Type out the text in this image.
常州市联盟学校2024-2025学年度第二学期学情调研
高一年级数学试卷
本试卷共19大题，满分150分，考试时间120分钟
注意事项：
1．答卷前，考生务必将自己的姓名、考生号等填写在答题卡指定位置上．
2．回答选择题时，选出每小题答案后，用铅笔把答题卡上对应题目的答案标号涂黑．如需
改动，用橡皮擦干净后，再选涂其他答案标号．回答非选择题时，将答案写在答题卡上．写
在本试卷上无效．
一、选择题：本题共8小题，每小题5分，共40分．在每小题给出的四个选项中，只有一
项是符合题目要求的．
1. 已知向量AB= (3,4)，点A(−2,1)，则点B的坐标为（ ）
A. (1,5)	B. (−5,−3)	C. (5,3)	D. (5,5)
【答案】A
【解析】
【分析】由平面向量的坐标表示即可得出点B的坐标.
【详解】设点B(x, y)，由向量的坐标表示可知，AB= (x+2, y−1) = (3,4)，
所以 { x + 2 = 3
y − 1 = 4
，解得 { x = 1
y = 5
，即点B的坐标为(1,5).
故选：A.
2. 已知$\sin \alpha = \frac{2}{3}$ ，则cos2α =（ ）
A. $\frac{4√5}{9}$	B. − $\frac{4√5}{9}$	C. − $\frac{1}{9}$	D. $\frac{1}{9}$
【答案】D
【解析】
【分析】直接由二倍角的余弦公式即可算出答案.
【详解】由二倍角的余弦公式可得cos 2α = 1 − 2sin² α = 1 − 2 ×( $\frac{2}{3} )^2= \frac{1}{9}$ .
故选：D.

───

[WRITTEN EXERCISE]
Go through the material and select each line with the string "frac" in it.

[RESULT FOR THIS EXERCISE]
2. 已知$\sin \alpha = \frac{2}{3}$ ，则cos2α =（ ）
A. $\frac{4√5}{9}$	B. − $\frac{4√5}{9}$	C. − $\frac{1}{9}$	D. $\frac{1}{9}$
【详解】由二倍角的余弦公式可得cos 2α = 1 − 2sin² α = 1 − 2 ×( $\frac{2}{3} )^2= \frac{1}{9}$ .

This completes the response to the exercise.